**SET TASK**
Looking at the listing beneath, work out how many lines hold "número" and report only that figure.

--- start of PROVIDED DATA ---

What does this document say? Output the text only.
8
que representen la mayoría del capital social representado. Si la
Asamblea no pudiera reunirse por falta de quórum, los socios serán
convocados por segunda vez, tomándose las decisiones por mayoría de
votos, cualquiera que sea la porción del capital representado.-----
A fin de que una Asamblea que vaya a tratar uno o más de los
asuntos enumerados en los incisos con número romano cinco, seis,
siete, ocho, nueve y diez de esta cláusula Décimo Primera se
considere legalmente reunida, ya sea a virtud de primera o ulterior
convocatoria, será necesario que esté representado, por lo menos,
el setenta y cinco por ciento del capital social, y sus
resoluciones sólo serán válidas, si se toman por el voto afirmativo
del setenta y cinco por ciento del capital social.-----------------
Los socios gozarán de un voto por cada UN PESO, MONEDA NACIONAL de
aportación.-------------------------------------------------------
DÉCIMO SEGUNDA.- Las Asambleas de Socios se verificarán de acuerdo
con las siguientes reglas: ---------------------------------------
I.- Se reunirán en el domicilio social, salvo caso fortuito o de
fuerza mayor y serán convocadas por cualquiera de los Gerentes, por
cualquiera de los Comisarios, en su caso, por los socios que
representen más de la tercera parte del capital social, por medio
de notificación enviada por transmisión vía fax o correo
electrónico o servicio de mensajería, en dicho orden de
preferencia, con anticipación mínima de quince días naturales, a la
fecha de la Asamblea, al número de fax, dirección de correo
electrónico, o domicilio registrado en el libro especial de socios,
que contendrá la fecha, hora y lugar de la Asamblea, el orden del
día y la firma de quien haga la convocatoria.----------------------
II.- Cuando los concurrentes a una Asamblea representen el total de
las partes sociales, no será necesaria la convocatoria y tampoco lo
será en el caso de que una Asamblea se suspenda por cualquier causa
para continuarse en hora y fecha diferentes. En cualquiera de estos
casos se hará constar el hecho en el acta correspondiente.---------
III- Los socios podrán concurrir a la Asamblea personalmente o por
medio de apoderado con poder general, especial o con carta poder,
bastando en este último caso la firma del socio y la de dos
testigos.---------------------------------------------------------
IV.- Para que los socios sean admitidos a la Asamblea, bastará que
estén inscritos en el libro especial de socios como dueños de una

--- end of PROVIDED DATA ---

**ANSWER FOR THIS EXERCISE**
2